### INPUT FOR THIS TASK

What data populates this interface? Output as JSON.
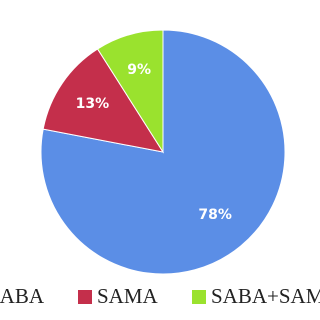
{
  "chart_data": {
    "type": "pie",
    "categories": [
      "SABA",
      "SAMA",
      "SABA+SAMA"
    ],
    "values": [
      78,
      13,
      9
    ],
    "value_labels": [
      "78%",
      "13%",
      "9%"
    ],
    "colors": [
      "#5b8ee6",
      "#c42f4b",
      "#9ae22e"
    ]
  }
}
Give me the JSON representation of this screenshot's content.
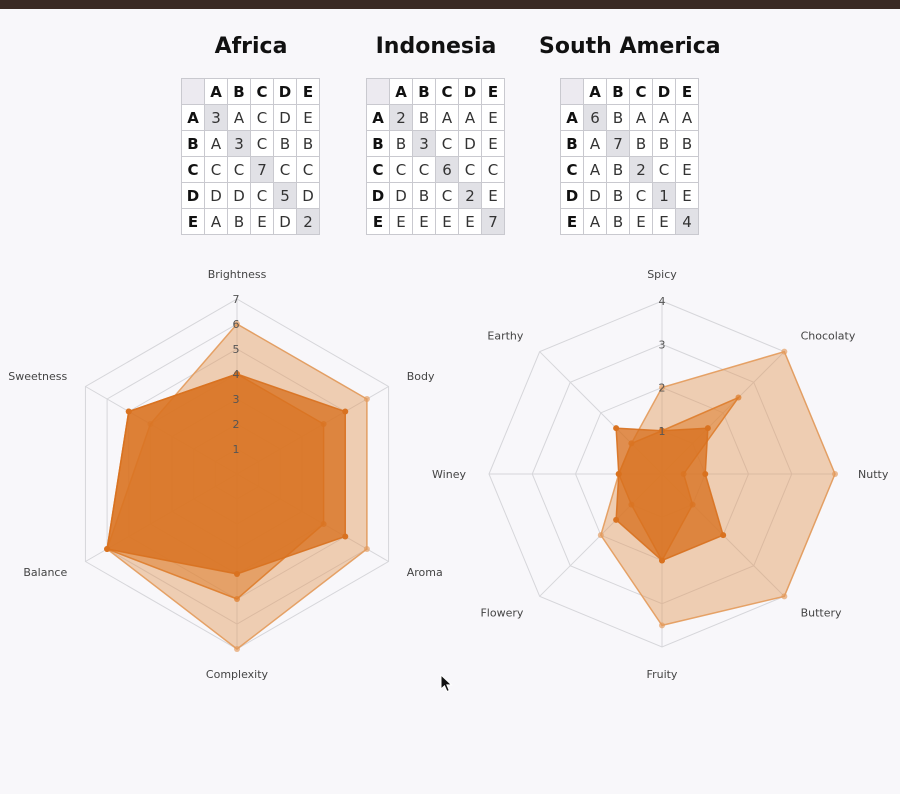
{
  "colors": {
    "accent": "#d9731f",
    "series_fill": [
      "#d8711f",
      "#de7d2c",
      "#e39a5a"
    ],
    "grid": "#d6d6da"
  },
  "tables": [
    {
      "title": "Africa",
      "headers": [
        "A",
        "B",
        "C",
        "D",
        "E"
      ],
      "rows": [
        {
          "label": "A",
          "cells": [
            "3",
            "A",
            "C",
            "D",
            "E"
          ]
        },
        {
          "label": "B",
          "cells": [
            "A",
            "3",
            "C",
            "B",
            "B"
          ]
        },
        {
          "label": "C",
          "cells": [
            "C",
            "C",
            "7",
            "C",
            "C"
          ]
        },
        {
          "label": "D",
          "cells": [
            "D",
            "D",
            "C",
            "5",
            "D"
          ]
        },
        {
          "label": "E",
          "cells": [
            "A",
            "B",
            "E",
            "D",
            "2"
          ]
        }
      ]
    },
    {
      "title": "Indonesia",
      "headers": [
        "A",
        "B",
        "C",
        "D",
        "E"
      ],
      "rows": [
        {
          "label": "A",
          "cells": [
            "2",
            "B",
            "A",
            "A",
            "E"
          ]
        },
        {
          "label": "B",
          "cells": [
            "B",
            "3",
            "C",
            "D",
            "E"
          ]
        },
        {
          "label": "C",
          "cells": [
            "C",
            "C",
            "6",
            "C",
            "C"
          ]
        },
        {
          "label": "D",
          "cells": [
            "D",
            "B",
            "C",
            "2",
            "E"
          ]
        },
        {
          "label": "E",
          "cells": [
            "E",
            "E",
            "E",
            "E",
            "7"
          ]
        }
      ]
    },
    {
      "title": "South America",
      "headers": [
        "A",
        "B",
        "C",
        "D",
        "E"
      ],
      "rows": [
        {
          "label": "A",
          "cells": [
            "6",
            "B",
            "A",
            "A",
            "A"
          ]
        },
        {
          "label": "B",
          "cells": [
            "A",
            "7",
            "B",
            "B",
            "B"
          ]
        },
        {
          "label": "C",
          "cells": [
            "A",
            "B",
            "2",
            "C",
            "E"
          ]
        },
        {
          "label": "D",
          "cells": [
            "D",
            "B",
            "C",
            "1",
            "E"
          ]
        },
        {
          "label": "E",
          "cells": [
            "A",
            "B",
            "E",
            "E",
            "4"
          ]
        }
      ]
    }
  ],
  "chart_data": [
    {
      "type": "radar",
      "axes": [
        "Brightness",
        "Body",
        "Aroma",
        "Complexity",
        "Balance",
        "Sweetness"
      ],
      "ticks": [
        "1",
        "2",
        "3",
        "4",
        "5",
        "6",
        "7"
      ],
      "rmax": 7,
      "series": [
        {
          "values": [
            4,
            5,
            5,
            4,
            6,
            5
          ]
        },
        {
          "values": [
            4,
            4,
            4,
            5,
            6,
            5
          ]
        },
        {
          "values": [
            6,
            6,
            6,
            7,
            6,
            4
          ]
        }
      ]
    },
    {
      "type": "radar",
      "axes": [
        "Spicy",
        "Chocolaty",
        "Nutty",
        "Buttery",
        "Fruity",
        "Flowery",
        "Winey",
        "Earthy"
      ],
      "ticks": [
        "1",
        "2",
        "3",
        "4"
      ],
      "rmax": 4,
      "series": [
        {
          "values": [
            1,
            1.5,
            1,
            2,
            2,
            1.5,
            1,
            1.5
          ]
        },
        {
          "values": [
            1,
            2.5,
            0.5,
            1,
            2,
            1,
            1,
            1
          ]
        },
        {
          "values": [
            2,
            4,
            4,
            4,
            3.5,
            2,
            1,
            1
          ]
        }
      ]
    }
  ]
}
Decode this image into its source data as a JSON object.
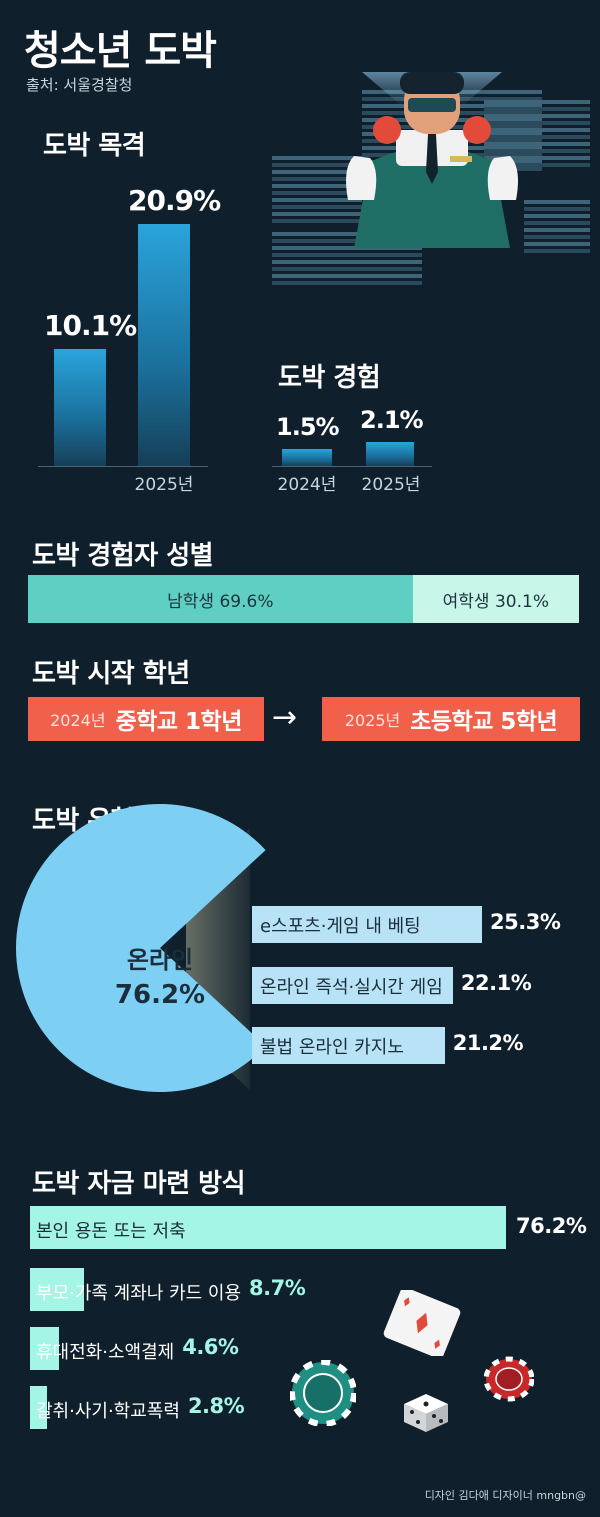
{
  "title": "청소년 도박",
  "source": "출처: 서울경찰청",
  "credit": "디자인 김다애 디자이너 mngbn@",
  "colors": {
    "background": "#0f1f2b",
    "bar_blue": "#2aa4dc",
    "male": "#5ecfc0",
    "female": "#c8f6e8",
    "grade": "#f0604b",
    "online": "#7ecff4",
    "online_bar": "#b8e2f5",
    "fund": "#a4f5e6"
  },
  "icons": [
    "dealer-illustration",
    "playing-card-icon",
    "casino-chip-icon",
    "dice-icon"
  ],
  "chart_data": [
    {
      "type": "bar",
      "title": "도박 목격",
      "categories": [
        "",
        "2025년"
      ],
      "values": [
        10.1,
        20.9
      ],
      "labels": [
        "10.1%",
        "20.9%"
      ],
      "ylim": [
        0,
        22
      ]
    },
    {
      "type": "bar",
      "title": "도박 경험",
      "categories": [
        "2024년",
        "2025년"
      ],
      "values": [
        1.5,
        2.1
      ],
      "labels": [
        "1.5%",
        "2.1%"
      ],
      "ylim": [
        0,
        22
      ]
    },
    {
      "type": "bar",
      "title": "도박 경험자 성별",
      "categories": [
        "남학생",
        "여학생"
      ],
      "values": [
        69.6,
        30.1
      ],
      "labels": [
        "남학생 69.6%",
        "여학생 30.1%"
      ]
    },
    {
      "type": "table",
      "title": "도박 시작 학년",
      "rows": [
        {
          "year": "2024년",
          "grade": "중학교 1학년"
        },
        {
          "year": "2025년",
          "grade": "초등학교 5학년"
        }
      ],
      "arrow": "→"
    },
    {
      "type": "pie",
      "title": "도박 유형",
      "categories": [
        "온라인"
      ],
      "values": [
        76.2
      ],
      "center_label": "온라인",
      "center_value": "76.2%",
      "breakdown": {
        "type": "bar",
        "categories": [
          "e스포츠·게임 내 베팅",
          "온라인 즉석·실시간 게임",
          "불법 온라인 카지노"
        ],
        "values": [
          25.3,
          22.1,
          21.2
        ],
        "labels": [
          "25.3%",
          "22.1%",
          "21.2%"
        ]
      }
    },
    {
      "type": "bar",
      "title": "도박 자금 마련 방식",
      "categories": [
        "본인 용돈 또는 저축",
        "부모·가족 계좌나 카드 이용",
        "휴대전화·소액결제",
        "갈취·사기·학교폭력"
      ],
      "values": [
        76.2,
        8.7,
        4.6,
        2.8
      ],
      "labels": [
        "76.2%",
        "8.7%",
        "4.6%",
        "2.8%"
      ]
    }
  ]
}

######

=== TASK DETAILS ===
From the listing above, print every entry precisely and drop the pictures.

=== WRITTEN ANSWER ===
What data populates this interface? Output as JSON.
{
  "chart_data": {
    "type": "pie",
    "categories": [
      "SABA",
      "SAMA",
      "SABA+SAMA"
    ],
    "values": [
      78,
      13,
      9
    ],
    "value_labels": [
      "78%",
      "13%",
      "9%"
    ],
    "colors": [
      "#5b8ee6",
      "#c42f4b",
      "#9ae22e"
    ]
  }
}
Give me the JSON representation of this screenshot's content.
{
  "colors": {
    "accent": "#d9731f",
    "series_fill": [
      "#d8711f",
      "#de7d2c",
      "#e39a5a"
    ],
    "grid": "#d6d6da"
  },
  "tables": [
    {
      "title": "Africa",
      "headers": [
        "A",
        "B",
        "C",
        "D",
        "E"
      ],
      "rows": [
        {
          "label": "A",
          "cells": [
            "3",
            "A",
            "C",
            "D",
            "E"
          ]
        },
        {
          "label": "B",
          "cells": [
            "A",
            "3",
            "C",
            "B",
            "B"
          ]
        },
        {
          "label": "C",
          "cells": [
            "C",
            "C",
            "7",
            "C",
            "C"
          ]
        },
        {
          "label": "D",
          "cells": [
            "D",
            "D",
            "C",
            "5",
            "D"
          ]
        },
        {
          "label": "E",
          "cells": [
            "A",
            "B",
            "E",
            "D",
            "2"
          ]
        }
      ]
    },
    {
      "title": "Indonesia",
      "headers": [
        "A",
        "B",
        "C",
        "D",
        "E"
      ],
      "rows": [
        {
          "label": "A",
          "cells": [
            "2",
            "B",
            "A",
            "A",
            "E"
          ]
        },
        {
          "label": "B",
          "cells": [
            "B",
            "3",
            "C",
            "D",
            "E"
          ]
        },
        {
          "label": "C",
          "cells": [
            "C",
            "C",
            "6",
            "C",
            "C"
          ]
        },
        {
          "label": "D",
          "cells": [
            "D",
            "B",
            "C",
            "2",
            "E"
          ]
        },
        {
          "label": "E",
          "cells": [
            "E",
            "E",
            "E",
            "E",
            "7"
          ]
        }
      ]
    },
    {
      "title": "South America",
      "headers": [
        "A",
        "B",
        "C",
        "D",
        "E"
      ],
      "rows": [
        {
          "label": "A",
          "cells": [
            "6",
            "B",
            "A",
            "A",
            "A"
          ]
        },
        {
          "label": "B",
          "cells": [
            "A",
            "7",
            "B",
            "B",
            "B"
          ]
        },
        {
          "label": "C",
          "cells": [
            "A",
            "B",
            "2",
            "C",
            "E"
          ]
        },
        {
          "label": "D",
          "cells": [
            "D",
            "B",
            "C",
            "1",
            "E"
          ]
        },
        {
          "label": "E",
          "cells": [
            "A",
            "B",
            "E",
            "E",
            "4"
          ]
        }
      ]
    }
  ],
  "chart_data": [
    {
      "type": "radar",
      "axes": [
        "Brightness",
        "Body",
        "Aroma",
        "Complexity",
        "Balance",
        "Sweetness"
      ],
      "ticks": [
        "1",
        "2",
        "3",
        "4",
        "5",
        "6",
        "7"
      ],
      "rmax": 7,
      "series": [
        {
          "values": [
            4,
            5,
            5,
            4,
            6,
            5
          ]
        },
        {
          "values": [
            4,
            4,
            4,
            5,
            6,
            5
          ]
        },
        {
          "values": [
            6,
            6,
            6,
            7,
            6,
            4
          ]
        }
      ]
    },
    {
      "type": "radar",
      "axes": [
        "Spicy",
        "Chocolaty",
        "Nutty",
        "Buttery",
        "Fruity",
        "Flowery",
        "Winey",
        "Earthy"
      ],
      "ticks": [
        "1",
        "2",
        "3",
        "4"
      ],
      "rmax": 4,
      "series": [
        {
          "values": [
            1,
            1.5,
            1,
            2,
            2,
            1.5,
            1,
            1.5
          ]
        },
        {
          "values": [
            1,
            2.5,
            0.5,
            1,
            2,
            1,
            1,
            1
          ]
        },
        {
          "values": [
            2,
            4,
            4,
            4,
            3.5,
            2,
            1,
            1
          ]
        }
      ]
    }
  ]
}
Decode this image into its source data as a JSON object.
{
  "title": "청소년 도박",
  "source": "출처: 서울경찰청",
  "credit": "디자인 김다애 디자이너 mngbn@",
  "colors": {
    "background": "#0f1f2b",
    "bar_blue": "#2aa4dc",
    "male": "#5ecfc0",
    "female": "#c8f6e8",
    "grade": "#f0604b",
    "online": "#7ecff4",
    "online_bar": "#b8e2f5",
    "fund": "#a4f5e6"
  },
  "icons": [
    "dealer-illustration",
    "playing-card-icon",
    "casino-chip-icon",
    "dice-icon"
  ],
  "chart_data": [
    {
      "type": "bar",
      "title": "도박 목격",
      "categories": [
        "",
        "2025년"
      ],
      "values": [
        10.1,
        20.9
      ],
      "labels": [
        "10.1%",
        "20.9%"
      ],
      "ylim": [
        0,
        22
      ]
    },
    {
      "type": "bar",
      "title": "도박 경험",
      "categories": [
        "2024년",
        "2025년"
      ],
      "values": [
        1.5,
        2.1
      ],
      "labels": [
        "1.5%",
        "2.1%"
      ],
      "ylim": [
        0,
        22
      ]
    },
    {
      "type": "bar",
      "title": "도박 경험자 성별",
      "categories": [
        "남학생",
        "여학생"
      ],
      "values": [
        69.6,
        30.1
      ],
      "labels": [
        "남학생 69.6%",
        "여학생 30.1%"
      ]
    },
    {
      "type": "table",
      "title": "도박 시작 학년",
      "rows": [
        {
          "year": "2024년",
          "grade": "중학교 1학년"
        },
        {
          "year": "2025년",
          "grade": "초등학교 5학년"
        }
      ],
      "arrow": "→"
    },
    {
      "type": "pie",
      "title": "도박 유형",
      "categories": [
        "온라인"
      ],
      "values": [
        76.2
      ],
      "center_label": "온라인",
      "center_value": "76.2%",
      "breakdown": {
        "type": "bar",
        "categories": [
          "e스포츠·게임 내 베팅",
          "온라인 즉석·실시간 게임",
          "불법 온라인 카지노"
        ],
        "values": [
          25.3,
          22.1,
          21.2
        ],
        "labels": [
          "25.3%",
          "22.1%",
          "21.2%"
        ]
      }
    },
    {
      "type": "bar",
      "title": "도박 자금 마련 방식",
      "categories": [
        "본인 용돈 또는 저축",
        "부모·가족 계좌나 카드 이용",
        "휴대전화·소액결제",
        "갈취·사기·학교폭력"
      ],
      "values": [
        76.2,
        8.7,
        4.6,
        2.8
      ],
      "labels": [
        "76.2%",
        "8.7%",
        "4.6%",
        "2.8%"
      ]
    }
  ]
}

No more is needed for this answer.